▶ _Written problem_
Copy every line that contains the string "activity" from the entries below.
--- Begin ---
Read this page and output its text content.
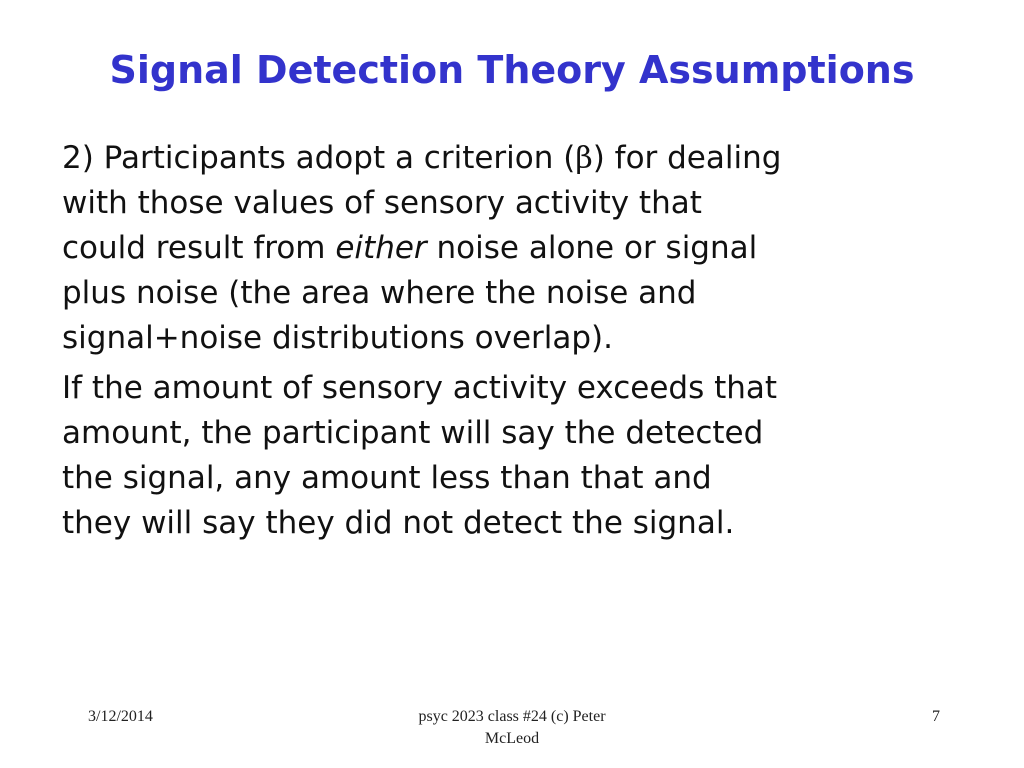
Signal Detection Theory Assumptions

2) Participants adopt a criterion (β) for dealing
with those values of sensory activity that
could result from either noise alone or signal
plus noise (the area where the noise and
signal+noise distributions overlap).

If the amount of sensory activity exceeds that
amount, the participant will say the detected
the signal, any amount less than that and
they will say they did not detect the signal.

3/12/2014	psyc 2023 class #24 (c) Peter
McLeod
7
--- End ---
▶ _Reply_
with those values of sensory activity that
If the amount of sensory activity exceeds that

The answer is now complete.